======== Data to use ========

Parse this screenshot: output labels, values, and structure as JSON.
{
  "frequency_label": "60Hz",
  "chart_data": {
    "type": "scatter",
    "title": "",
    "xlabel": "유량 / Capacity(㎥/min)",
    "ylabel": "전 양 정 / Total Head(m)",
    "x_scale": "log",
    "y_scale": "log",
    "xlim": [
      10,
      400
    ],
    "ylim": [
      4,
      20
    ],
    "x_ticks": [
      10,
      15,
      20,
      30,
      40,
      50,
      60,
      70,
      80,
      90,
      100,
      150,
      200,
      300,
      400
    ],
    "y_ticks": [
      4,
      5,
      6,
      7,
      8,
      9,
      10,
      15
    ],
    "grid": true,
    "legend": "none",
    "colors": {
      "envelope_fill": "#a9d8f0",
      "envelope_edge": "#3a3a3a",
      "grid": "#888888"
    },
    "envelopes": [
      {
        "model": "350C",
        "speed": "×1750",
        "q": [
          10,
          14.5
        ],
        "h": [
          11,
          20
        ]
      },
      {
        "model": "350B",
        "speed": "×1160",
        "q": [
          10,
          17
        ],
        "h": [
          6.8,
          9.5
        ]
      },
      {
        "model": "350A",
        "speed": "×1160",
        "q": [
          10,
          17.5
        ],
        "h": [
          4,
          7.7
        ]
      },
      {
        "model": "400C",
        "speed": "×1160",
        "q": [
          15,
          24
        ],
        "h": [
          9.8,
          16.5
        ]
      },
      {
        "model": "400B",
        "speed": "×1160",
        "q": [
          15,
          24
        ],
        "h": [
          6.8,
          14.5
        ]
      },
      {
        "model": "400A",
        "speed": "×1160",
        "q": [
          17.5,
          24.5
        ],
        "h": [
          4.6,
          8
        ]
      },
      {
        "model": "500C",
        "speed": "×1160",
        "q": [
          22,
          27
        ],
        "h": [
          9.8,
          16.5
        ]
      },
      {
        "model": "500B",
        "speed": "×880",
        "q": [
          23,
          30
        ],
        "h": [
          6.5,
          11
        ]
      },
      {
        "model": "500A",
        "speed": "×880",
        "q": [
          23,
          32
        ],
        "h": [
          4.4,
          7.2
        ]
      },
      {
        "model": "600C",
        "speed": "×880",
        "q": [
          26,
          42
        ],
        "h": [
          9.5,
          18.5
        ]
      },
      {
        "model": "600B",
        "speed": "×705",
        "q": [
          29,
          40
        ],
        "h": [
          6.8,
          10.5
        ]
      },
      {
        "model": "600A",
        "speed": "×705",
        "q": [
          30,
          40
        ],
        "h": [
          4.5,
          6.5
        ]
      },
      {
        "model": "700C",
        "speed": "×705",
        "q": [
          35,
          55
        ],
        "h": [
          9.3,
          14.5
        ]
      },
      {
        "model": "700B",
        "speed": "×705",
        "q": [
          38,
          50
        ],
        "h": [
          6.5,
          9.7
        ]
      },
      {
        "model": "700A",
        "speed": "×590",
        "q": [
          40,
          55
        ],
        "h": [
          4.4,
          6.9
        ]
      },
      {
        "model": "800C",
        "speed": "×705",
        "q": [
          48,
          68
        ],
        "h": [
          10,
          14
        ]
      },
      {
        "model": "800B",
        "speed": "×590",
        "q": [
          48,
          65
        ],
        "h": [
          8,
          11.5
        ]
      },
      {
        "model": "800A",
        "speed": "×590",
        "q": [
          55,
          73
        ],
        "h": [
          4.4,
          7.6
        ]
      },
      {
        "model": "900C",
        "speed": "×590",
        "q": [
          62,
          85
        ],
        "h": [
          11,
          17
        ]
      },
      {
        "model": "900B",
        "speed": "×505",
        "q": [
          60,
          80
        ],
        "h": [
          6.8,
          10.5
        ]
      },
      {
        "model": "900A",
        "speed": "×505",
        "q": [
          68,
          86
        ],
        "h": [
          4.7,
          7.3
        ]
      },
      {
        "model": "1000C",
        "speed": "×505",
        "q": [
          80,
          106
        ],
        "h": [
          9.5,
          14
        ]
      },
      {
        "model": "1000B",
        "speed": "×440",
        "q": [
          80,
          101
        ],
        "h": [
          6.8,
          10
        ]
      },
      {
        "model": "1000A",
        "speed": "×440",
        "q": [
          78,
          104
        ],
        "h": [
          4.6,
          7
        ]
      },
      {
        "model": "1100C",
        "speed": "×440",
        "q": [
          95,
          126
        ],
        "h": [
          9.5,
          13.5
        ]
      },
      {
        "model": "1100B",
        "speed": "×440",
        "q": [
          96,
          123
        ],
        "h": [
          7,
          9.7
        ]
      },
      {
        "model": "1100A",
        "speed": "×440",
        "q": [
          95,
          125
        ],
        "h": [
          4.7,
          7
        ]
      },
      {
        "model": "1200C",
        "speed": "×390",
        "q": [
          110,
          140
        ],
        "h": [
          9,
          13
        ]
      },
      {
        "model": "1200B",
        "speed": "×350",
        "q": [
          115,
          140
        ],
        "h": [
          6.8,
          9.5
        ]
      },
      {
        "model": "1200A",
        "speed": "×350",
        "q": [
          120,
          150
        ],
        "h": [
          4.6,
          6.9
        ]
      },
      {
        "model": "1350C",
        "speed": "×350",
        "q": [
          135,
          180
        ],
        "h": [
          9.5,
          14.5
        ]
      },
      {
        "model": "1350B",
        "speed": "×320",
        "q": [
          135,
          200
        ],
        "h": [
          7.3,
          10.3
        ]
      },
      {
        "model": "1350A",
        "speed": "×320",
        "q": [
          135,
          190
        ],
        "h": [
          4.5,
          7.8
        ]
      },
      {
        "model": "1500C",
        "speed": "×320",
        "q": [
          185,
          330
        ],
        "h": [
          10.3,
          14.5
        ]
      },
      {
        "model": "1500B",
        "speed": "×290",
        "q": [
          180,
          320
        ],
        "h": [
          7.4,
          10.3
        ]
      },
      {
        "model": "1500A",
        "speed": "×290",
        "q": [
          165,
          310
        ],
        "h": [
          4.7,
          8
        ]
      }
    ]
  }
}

========

### The exercise
Output each record precisely as given.

### Output below
Parse this screenshot: output labels, values, and structure as JSON.
{
  "frequency_label": "60Hz",
  "chart_data": {
    "type": "scatter",
    "title": "",
    "xlabel": "유량 / Capacity(㎥/min)",
    "ylabel": "전 양 정 / Total Head(m)",
    "x_scale": "log",
    "y_scale": "log",
    "xlim": [
      10,
      400
    ],
    "ylim": [
      4,
      20
    ],
    "x_ticks": [
      10,
      15,
      20,
      30,
      40,
      50,
      60,
      70,
      80,
      90,
      100,
      150,
      200,
      300,
      400
    ],
    "y_ticks": [
      4,
      5,
      6,
      7,
      8,
      9,
      10,
      15
    ],
    "grid": true,
    "legend": "none",
    "colors": {
      "envelope_fill": "#a9d8f0",
      "envelope_edge": "#3a3a3a",
      "grid": "#888888"
    },
    "envelopes": [
      {
        "model": "350C",
        "speed": "×1750",
        "q": [
          10,
          14.5
        ],
        "h": [
          11,
          20
        ]
      },
      {
        "model": "350B",
        "speed": "×1160",
        "q": [
          10,
          17
        ],
        "h": [
          6.8,
          9.5
        ]
      },
      {
        "model": "350A",
        "speed": "×1160",
        "q": [
          10,
          17.5
        ],
        "h": [
          4,
          7.7
        ]
      },
      {
        "model": "400C",
        "speed": "×1160",
        "q": [
          15,
          24
        ],
        "h": [
          9.8,
          16.5
        ]
      },
      {
        "model": "400B",
        "speed": "×1160",
        "q": [
          15,
          24
        ],
        "h": [
          6.8,
          14.5
        ]
      },
      {
        "model": "400A",
        "speed": "×1160",
        "q": [
          17.5,
          24.5
        ],
        "h": [
          4.6,
          8
        ]
      },
      {
        "model": "500C",
        "speed": "×1160",
        "q": [
          22,
          27
        ],
        "h": [
          9.8,
          16.5
        ]
      },
      {
        "model": "500B",
        "speed": "×880",
        "q": [
          23,
          30
        ],
        "h": [
          6.5,
          11
        ]
      },
      {
        "model": "500A",
        "speed": "×880",
        "q": [
          23,
          32
        ],
        "h": [
          4.4,
          7.2
        ]
      },
      {
        "model": "600C",
        "speed": "×880",
        "q": [
          26,
          42
        ],
        "h": [
          9.5,
          18.5
        ]
      },
      {
        "model": "600B",
        "speed": "×705",
        "q": [
          29,
          40
        ],
        "h": [
          6.8,
          10.5
        ]
      },
      {
        "model": "600A",
        "speed": "×705",
        "q": [
          30,
          40
        ],
        "h": [
          4.5,
          6.5
        ]
      },
      {
        "model": "700C",
        "speed": "×705",
        "q": [
          35,
          55
        ],
        "h": [
          9.3,
          14.5
        ]
      },
      {
        "model": "700B",
        "speed": "×705",
        "q": [
          38,
          50
        ],
        "h": [
          6.5,
          9.7
        ]
      },
      {
        "model": "700A",
        "speed": "×590",
        "q": [
          40,
          55
        ],
        "h": [
          4.4,
          6.9
        ]
      },
      {
        "model": "800C",
        "speed": "×705",
        "q": [
          48,
          68
        ],
        "h": [
          10,
          14
        ]
      },
      {
        "model": "800B",
        "speed": "×590",
        "q": [
          48,
          65
        ],
        "h": [
          8,
          11.5
        ]
      },
      {
        "model": "800A",
        "speed": "×590",
        "q": [
          55,
          73
        ],
        "h": [
          4.4,
          7.6
        ]
      },
      {
        "model": "900C",
        "speed": "×590",
        "q": [
          62,
          85
        ],
        "h": [
          11,
          17
        ]
      },
      {
        "model": "900B",
        "speed": "×505",
        "q": [
          60,
          80
        ],
        "h": [
          6.8,
          10.5
        ]
      },
      {
        "model": "900A",
        "speed": "×505",
        "q": [
          68,
          86
        ],
        "h": [
          4.7,
          7.3
        ]
      },
      {
        "model": "1000C",
        "speed": "×505",
        "q": [
          80,
          106
        ],
        "h": [
          9.5,
          14
        ]
      },
      {
        "model": "1000B",
        "speed": "×440",
        "q": [
          80,
          101
        ],
        "h": [
          6.8,
          10
        ]
      },
      {
        "model": "1000A",
        "speed": "×440",
        "q": [
          78,
          104
        ],
        "h": [
          4.6,
          7
        ]
      },
      {
        "model": "1100C",
        "speed": "×440",
        "q": [
          95,
          126
        ],
        "h": [
          9.5,
          13.5
        ]
      },
      {
        "model": "1100B",
        "speed": "×440",
        "q": [
          96,
          123
        ],
        "h": [
          7,
          9.7
        ]
      },
      {
        "model": "1100A",
        "speed": "×440",
        "q": [
          95,
          125
        ],
        "h": [
          4.7,
          7
        ]
      },
      {
        "model": "1200C",
        "speed": "×390",
        "q": [
          110,
          140
        ],
        "h": [
          9,
          13
        ]
      },
      {
        "model": "1200B",
        "speed": "×350",
        "q": [
          115,
          140
        ],
        "h": [
          6.8,
          9.5
        ]
      },
      {
        "model": "1200A",
        "speed": "×350",
        "q": [
          120,
          150
        ],
        "h": [
          4.6,
          6.9
        ]
      },
      {
        "model": "1350C",
        "speed": "×350",
        "q": [
          135,
          180
        ],
        "h": [
          9.5,
          14.5
        ]
      },
      {
        "model": "1350B",
        "speed": "×320",
        "q": [
          135,
          200
        ],
        "h": [
          7.3,
          10.3
        ]
      },
      {
        "model": "1350A",
        "speed": "×320",
        "q": [
          135,
          190
        ],
        "h": [
          4.5,
          7.8
        ]
      },
      {
        "model": "1500C",
        "speed": "×320",
        "q": [
          185,
          330
        ],
        "h": [
          10.3,
          14.5
        ]
      },
      {
        "model": "1500B",
        "speed": "×290",
        "q": [
          180,
          320
        ],
        "h": [
          7.4,
          10.3
        ]
      },
      {
        "model": "1500A",
        "speed": "×290",
        "q": [
          165,
          310
        ],
        "h": [
          4.7,
          8
        ]
      }
    ]
  }
}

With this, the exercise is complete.